## Begin

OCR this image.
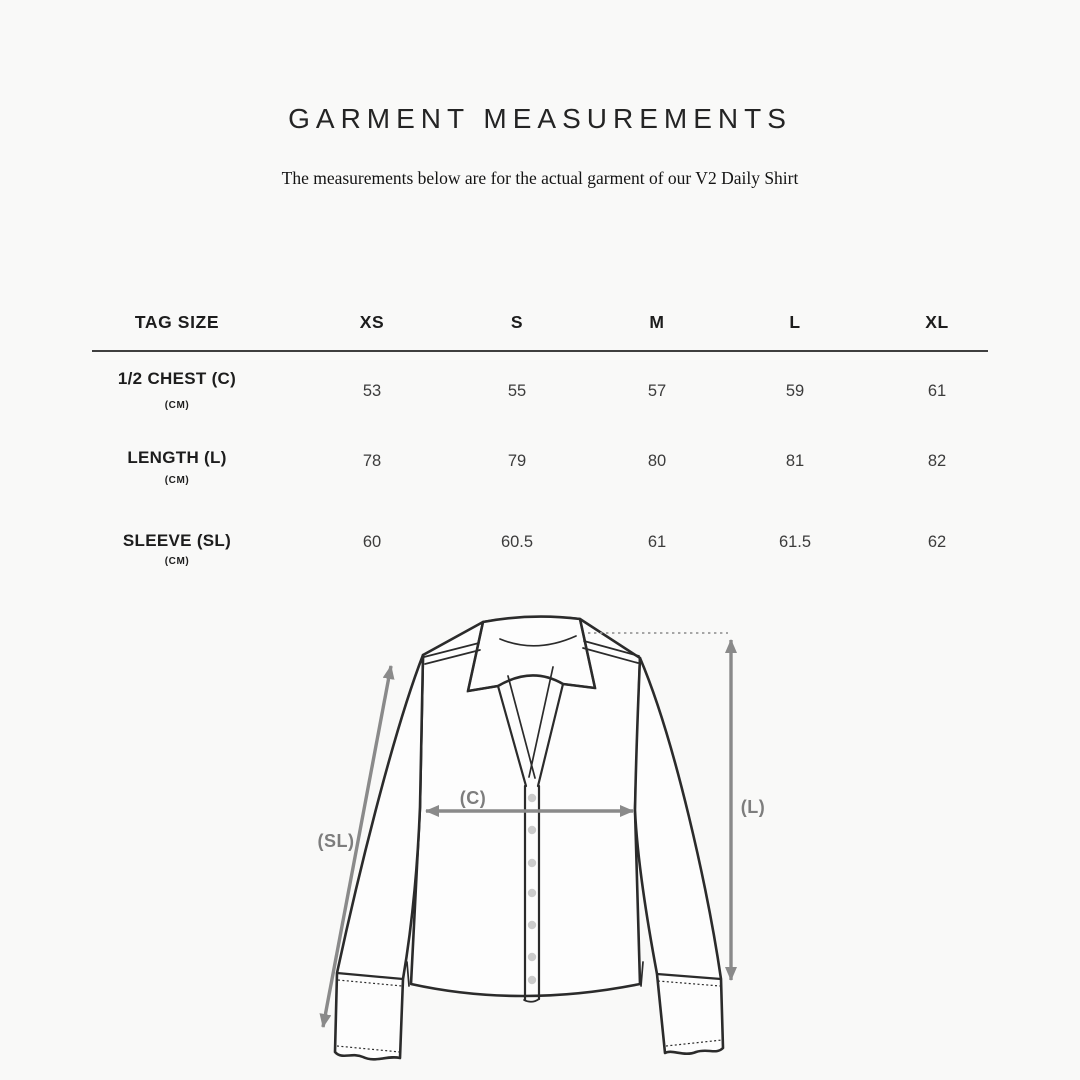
GARMENT MEASUREMENTS

The measurements below are for the actual garment of our V2 Daily Shirt

TAG SIZE	XS	S	M	L	XL
1/2 CHEST (C)
(CM)
53	55	57	59	61
LENGTH (L)
(CM)
78	79	80	81	82
SLEEVE (SL)
(CM)
60	60.5	61	61.5	62
(C)	(L)
(SL)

## End

# Stated exercise
Output, exactly, all the records above; include no pictures.

# Result for this exercise
OCR this image.
GARMENT MEASUREMENTS

The measurements below are for the actual garment of our V2 Daily Shirt

TAG SIZE	XS	S	M	L	XL
1/2 CHEST (C)
(CM)
53	55	57	59	61
LENGTH (L)
(CM)
78	79	80	81	82
SLEEVE (SL)
(CM)
60	60.5	61	61.5	62
(C)	(L)
(SL)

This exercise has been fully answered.